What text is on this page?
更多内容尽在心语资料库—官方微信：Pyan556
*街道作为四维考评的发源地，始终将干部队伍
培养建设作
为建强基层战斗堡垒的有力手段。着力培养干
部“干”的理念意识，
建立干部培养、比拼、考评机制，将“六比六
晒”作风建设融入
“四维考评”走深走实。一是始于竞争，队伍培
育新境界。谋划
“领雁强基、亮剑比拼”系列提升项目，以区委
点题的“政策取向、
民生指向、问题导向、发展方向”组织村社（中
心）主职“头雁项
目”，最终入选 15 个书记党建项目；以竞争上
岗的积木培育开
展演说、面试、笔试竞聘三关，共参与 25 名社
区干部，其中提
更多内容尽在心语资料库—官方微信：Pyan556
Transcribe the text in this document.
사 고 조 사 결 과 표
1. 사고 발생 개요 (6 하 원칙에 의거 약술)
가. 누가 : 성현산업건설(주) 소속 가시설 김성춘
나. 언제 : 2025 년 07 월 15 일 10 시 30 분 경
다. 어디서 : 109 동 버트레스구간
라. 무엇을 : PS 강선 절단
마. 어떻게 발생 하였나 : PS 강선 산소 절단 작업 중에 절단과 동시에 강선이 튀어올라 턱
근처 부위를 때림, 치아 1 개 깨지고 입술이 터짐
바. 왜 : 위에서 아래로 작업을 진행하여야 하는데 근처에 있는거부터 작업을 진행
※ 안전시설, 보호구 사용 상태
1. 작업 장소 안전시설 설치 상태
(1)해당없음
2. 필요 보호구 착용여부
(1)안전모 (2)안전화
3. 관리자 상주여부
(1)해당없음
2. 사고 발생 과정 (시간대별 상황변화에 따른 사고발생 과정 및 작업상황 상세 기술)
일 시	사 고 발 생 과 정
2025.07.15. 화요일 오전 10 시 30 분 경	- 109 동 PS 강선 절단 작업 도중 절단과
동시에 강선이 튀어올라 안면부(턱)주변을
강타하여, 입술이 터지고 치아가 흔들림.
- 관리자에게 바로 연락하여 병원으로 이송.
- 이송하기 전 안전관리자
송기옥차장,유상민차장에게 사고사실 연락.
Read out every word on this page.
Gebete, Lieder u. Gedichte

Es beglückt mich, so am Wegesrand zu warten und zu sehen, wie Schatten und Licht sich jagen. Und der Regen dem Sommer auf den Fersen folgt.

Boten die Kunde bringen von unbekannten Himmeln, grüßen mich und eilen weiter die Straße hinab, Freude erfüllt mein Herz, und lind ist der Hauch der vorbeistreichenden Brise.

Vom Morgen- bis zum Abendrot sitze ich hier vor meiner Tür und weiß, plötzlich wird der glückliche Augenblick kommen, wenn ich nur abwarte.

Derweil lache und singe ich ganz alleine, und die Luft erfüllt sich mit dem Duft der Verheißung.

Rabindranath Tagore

• **Task goal**: Determine how many lines contain the word "erfüllt" and reply with that number alone.

• **Task result**: 2